-------- LISTING

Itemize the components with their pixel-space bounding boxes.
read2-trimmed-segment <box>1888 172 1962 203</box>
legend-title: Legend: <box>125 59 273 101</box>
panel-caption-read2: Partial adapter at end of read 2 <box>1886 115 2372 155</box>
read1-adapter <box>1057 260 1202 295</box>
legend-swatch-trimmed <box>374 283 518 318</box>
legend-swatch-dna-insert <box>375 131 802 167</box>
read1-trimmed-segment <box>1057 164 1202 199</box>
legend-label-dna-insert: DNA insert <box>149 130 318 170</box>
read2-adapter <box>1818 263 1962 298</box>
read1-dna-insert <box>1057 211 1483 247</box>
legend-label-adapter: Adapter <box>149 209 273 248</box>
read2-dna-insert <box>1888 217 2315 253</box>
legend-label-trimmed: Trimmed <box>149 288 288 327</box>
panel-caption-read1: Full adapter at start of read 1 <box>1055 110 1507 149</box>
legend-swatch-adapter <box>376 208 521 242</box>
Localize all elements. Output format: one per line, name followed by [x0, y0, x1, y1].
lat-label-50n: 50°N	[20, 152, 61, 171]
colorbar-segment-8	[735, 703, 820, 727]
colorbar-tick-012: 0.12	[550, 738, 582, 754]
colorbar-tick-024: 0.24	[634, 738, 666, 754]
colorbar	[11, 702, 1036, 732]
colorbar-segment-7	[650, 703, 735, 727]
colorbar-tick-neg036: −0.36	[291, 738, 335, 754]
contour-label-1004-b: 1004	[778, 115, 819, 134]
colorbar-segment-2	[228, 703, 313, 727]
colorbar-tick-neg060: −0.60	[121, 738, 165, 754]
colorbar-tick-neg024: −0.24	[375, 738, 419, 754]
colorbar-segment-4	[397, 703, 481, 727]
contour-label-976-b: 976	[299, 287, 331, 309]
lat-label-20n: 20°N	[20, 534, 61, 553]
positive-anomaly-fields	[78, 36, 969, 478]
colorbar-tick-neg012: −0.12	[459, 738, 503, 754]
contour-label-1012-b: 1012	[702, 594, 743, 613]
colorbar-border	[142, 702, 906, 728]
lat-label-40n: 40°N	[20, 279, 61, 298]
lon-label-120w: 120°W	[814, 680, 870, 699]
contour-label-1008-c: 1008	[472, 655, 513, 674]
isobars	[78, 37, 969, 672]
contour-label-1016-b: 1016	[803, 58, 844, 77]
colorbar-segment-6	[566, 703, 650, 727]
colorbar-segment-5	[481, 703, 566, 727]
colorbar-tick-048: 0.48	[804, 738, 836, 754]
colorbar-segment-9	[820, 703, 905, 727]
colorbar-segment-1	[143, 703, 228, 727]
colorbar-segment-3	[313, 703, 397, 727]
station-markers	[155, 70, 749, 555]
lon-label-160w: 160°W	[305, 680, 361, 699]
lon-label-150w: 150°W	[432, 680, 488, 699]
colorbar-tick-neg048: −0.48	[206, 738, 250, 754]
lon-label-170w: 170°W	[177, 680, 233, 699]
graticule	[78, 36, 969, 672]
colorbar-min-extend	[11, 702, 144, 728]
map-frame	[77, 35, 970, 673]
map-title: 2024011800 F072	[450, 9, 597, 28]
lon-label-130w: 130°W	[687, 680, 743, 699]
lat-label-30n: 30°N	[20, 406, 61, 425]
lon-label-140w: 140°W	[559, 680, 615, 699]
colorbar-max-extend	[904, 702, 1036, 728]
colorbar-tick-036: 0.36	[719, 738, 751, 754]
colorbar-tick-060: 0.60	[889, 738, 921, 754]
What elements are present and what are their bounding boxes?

----------------
-------- LISTING

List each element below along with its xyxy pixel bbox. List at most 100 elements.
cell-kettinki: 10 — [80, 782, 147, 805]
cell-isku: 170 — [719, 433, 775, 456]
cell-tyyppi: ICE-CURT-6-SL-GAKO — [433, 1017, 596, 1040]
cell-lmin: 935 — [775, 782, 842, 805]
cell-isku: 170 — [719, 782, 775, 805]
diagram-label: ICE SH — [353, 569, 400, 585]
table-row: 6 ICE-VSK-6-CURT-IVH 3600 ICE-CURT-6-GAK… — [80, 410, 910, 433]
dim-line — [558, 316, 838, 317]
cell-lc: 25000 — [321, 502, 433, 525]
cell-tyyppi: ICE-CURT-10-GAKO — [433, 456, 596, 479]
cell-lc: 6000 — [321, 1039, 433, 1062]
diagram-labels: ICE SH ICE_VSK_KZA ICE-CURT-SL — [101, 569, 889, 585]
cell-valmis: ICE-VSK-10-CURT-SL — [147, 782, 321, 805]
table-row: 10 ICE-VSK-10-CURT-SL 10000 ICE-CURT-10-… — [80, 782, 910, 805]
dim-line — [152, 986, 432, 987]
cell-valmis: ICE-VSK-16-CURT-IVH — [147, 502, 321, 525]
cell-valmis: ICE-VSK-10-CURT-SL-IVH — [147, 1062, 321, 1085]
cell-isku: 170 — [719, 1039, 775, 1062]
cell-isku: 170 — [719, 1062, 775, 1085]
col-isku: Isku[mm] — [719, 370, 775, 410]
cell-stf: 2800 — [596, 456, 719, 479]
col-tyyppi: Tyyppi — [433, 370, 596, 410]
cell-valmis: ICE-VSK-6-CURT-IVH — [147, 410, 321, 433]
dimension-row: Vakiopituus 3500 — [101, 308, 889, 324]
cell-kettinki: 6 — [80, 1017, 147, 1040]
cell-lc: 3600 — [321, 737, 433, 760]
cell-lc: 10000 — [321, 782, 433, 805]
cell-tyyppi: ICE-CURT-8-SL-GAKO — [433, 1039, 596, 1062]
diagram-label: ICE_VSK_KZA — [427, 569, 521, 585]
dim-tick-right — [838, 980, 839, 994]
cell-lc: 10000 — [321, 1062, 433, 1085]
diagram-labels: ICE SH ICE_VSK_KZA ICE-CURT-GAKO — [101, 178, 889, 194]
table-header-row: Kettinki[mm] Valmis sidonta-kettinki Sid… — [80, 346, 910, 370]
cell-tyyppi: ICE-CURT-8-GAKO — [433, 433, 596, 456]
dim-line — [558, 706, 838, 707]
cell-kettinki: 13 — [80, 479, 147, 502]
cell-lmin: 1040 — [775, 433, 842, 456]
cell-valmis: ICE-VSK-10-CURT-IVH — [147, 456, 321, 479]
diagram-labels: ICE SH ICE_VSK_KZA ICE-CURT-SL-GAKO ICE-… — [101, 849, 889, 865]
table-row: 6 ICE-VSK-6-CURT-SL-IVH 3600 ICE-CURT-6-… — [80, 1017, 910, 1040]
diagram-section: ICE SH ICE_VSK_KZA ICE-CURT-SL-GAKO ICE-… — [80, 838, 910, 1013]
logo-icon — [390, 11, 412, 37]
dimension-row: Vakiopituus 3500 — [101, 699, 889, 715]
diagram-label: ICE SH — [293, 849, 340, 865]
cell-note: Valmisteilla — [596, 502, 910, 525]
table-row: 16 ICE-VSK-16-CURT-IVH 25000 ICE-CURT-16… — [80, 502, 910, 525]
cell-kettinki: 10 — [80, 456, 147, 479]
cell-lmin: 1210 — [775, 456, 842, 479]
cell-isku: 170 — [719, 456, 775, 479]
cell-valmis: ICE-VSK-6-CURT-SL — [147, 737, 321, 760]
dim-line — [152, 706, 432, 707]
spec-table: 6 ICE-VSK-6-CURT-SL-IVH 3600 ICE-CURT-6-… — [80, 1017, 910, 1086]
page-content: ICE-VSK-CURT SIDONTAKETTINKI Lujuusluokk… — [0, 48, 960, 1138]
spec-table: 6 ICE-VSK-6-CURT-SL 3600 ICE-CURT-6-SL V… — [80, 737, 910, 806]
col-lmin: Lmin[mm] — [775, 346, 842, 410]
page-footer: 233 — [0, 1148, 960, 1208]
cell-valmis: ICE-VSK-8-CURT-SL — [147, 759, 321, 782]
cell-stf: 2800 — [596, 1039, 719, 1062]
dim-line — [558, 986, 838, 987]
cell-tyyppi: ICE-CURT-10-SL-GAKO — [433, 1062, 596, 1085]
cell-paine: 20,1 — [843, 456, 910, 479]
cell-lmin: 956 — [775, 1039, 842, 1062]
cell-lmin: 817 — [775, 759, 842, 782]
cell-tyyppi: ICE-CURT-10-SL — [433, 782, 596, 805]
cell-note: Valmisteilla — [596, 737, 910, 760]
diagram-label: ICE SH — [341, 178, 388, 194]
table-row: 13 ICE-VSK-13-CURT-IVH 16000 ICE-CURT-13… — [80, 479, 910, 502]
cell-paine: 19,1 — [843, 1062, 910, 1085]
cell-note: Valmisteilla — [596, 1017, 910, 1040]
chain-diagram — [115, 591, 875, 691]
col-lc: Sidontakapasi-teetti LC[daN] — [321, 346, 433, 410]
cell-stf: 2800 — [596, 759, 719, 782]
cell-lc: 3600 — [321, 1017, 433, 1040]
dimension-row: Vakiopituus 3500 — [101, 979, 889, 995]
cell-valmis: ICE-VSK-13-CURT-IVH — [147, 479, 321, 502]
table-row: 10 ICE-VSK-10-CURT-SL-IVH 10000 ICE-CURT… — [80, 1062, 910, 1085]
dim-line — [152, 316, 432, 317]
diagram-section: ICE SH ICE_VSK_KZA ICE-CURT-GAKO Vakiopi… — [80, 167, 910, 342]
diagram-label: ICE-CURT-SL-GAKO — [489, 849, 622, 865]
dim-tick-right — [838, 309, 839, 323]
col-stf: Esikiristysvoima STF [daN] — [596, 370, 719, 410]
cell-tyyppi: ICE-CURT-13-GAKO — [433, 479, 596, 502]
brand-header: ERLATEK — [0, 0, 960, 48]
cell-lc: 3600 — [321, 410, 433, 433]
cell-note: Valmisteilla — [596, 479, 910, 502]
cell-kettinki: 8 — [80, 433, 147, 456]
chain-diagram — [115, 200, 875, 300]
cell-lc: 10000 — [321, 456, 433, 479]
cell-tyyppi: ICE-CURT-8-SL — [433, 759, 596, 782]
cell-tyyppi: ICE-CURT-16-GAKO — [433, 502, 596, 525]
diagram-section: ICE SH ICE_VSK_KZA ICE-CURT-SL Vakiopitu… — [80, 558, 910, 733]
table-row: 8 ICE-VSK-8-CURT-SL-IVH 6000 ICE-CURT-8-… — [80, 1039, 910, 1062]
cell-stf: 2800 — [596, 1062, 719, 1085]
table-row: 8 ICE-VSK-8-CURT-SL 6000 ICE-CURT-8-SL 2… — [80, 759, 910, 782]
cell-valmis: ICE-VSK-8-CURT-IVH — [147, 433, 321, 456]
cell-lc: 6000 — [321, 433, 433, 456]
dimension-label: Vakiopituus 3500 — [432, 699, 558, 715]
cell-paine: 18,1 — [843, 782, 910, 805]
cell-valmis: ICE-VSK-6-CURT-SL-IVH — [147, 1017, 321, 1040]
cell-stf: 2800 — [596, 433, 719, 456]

----------------

▸ **EXERCISE GOAL**:
In the data, take everything from the line containing "List each element" down to the line containing "cell-valmis: ICE-VSK-10-CURT-IVH —", substitute "dimension-line" for "dim-line" throughout, and write those lines out again with nothing else changed.

▸ **COMPLETED TASK**:
List each element below along with its xyxy pixel bbox. List at most 100 elements.
cell-kettinki: 10 — [80, 782, 147, 805]
cell-isku: 170 — [719, 433, 775, 456]
cell-tyyppi: ICE-CURT-6-SL-GAKO — [433, 1017, 596, 1040]
cell-lmin: 935 — [775, 782, 842, 805]
cell-isku: 170 — [719, 782, 775, 805]
diagram-label: ICE SH — [353, 569, 400, 585]
table-row: 6 ICE-VSK-6-CURT-IVH 3600 ICE-CURT-6-GAK… — [80, 410, 910, 433]
dimension-line — [558, 316, 838, 317]
cell-lc: 25000 — [321, 502, 433, 525]
cell-tyyppi: ICE-CURT-10-GAKO — [433, 456, 596, 479]
cell-lc: 6000 — [321, 1039, 433, 1062]
diagram-labels: ICE SH ICE_VSK_KZA ICE-CURT-SL — [101, 569, 889, 585]
cell-valmis: ICE-VSK-10-CURT-SL — [147, 782, 321, 805]
table-row: 10 ICE-VSK-10-CURT-SL 10000 ICE-CURT-10-… — [80, 782, 910, 805]
dimension-line — [152, 986, 432, 987]
cell-valmis: ICE-VSK-16-CURT-IVH — [147, 502, 321, 525]
cell-valmis: ICE-VSK-10-CURT-SL-IVH — [147, 1062, 321, 1085]
cell-isku: 170 — [719, 1039, 775, 1062]
cell-isku: 170 — [719, 1062, 775, 1085]
col-isku: Isku[mm] — [719, 370, 775, 410]
cell-stf: 2800 — [596, 456, 719, 479]
col-tyyppi: Tyyppi — [433, 370, 596, 410]
cell-valmis: ICE-VSK-6-CURT-IVH — [147, 410, 321, 433]
dimension-row: Vakiopituus 3500 — [101, 308, 889, 324]
cell-kettinki: 6 — [80, 1017, 147, 1040]
cell-lc: 3600 — [321, 737, 433, 760]
cell-lc: 10000 — [321, 782, 433, 805]
cell-tyyppi: ICE-CURT-8-SL-GAKO — [433, 1039, 596, 1062]
diagram-label: ICE_VSK_KZA — [427, 569, 521, 585]
dim-tick-right — [838, 980, 839, 994]
cell-lc: 10000 — [321, 1062, 433, 1085]
diagram-labels: ICE SH ICE_VSK_KZA ICE-CURT-GAKO — [101, 178, 889, 194]
table-header-row: Kettinki[mm] Valmis sidonta-kettinki Sid… — [80, 346, 910, 370]
cell-tyyppi: ICE-CURT-8-GAKO — [433, 433, 596, 456]
dimension-line — [558, 706, 838, 707]
cell-kettinki: 13 — [80, 479, 147, 502]
cell-lmin: 1040 — [775, 433, 842, 456]
cell-valmis: ICE-VSK-10-CURT-IVH — [147, 456, 321, 479]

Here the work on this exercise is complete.